[Item position entries]
--- begin ---
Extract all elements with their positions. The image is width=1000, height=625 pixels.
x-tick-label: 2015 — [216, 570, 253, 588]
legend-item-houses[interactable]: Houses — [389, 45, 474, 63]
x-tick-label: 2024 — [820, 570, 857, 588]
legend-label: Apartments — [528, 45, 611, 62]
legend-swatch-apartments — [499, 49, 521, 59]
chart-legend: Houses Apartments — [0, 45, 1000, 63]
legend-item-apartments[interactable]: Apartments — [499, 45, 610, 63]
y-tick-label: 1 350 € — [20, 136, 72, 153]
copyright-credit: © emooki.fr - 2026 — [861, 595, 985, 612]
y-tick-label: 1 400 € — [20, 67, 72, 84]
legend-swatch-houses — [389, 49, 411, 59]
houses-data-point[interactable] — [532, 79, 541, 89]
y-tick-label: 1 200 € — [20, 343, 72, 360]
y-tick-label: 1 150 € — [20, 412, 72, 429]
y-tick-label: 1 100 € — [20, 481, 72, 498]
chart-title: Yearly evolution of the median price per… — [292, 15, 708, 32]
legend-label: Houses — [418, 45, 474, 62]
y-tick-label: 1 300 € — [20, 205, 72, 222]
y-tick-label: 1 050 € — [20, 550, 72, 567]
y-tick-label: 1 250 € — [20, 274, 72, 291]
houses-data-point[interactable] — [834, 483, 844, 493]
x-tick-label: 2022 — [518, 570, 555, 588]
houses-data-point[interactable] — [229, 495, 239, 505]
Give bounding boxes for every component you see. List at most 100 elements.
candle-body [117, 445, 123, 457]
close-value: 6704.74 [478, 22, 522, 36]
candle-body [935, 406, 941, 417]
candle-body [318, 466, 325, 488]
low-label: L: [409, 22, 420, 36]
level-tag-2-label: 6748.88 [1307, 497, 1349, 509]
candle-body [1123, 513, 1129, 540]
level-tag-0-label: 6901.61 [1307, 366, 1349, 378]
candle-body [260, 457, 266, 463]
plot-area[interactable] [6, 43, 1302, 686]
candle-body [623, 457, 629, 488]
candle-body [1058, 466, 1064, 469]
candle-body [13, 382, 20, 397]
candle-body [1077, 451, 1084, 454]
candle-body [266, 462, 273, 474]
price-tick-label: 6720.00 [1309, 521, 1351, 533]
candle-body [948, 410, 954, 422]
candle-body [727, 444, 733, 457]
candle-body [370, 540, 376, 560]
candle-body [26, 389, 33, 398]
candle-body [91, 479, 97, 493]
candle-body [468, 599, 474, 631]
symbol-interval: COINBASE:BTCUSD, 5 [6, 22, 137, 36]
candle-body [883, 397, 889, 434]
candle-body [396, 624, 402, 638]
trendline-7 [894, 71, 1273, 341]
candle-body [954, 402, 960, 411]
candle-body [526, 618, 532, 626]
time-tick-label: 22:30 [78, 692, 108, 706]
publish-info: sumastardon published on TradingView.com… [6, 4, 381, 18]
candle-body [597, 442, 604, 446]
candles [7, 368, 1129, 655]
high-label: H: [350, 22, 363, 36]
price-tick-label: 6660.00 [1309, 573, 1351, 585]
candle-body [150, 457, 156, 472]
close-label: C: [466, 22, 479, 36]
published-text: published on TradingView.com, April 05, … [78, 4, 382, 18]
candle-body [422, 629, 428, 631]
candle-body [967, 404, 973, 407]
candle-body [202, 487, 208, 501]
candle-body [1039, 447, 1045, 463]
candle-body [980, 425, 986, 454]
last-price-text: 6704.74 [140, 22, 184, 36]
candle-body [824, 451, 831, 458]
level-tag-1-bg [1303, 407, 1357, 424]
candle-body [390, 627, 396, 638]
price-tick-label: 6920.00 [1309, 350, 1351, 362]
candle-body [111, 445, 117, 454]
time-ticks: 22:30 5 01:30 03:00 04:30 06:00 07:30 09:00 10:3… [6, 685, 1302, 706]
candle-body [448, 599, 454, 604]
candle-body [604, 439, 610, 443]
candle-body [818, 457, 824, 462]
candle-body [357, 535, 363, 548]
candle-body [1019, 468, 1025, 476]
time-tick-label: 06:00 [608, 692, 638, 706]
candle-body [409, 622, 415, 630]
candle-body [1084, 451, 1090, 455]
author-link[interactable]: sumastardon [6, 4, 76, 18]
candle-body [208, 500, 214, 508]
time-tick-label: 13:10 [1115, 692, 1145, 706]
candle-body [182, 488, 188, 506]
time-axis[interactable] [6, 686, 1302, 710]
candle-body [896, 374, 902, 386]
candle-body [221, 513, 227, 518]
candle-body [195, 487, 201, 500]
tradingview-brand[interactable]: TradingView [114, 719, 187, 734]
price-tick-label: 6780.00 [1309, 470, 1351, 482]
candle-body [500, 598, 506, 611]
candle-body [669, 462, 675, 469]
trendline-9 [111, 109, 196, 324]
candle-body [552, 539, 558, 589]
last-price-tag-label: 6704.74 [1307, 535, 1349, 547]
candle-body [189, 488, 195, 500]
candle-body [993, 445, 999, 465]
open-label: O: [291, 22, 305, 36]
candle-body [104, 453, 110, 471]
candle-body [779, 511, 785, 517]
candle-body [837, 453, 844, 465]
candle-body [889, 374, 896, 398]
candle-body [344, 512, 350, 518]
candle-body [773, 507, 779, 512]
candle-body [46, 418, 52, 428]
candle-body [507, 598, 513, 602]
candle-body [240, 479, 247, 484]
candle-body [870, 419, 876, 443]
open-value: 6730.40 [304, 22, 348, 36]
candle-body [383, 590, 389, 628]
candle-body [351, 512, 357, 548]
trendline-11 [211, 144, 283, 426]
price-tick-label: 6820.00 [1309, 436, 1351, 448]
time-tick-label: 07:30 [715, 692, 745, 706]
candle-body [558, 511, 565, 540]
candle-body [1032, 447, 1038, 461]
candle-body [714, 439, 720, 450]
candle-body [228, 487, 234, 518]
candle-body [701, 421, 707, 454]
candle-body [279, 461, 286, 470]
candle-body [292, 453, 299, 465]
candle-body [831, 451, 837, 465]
--- end ---
## [WRITTEN EXERCISE]
Please transcribe the rows verbatim from the very first line up to and including the line that contains "y-tick-label: 1 150 € — [20, 412, 72, 429]".

## [REPLY]
Extract all elements with their positions. The image is width=1000, height=625 pixels.
x-tick-label: 2015 — [216, 570, 253, 588]
legend-item-houses[interactable]: Houses — [389, 45, 474, 63]
x-tick-label: 2024 — [820, 570, 857, 588]
legend-label: Apartments — [528, 45, 611, 62]
legend-swatch-apartments — [499, 49, 521, 59]
chart-legend: Houses Apartments — [0, 45, 1000, 63]
legend-item-apartments[interactable]: Apartments — [499, 45, 610, 63]
y-tick-label: 1 350 € — [20, 136, 72, 153]
copyright-credit: © emooki.fr - 2026 — [861, 595, 985, 612]
y-tick-label: 1 400 € — [20, 67, 72, 84]
legend-swatch-houses — [389, 49, 411, 59]
houses-data-point[interactable] — [532, 79, 541, 89]
y-tick-label: 1 200 € — [20, 343, 72, 360]
y-tick-label: 1 150 € — [20, 412, 72, 429]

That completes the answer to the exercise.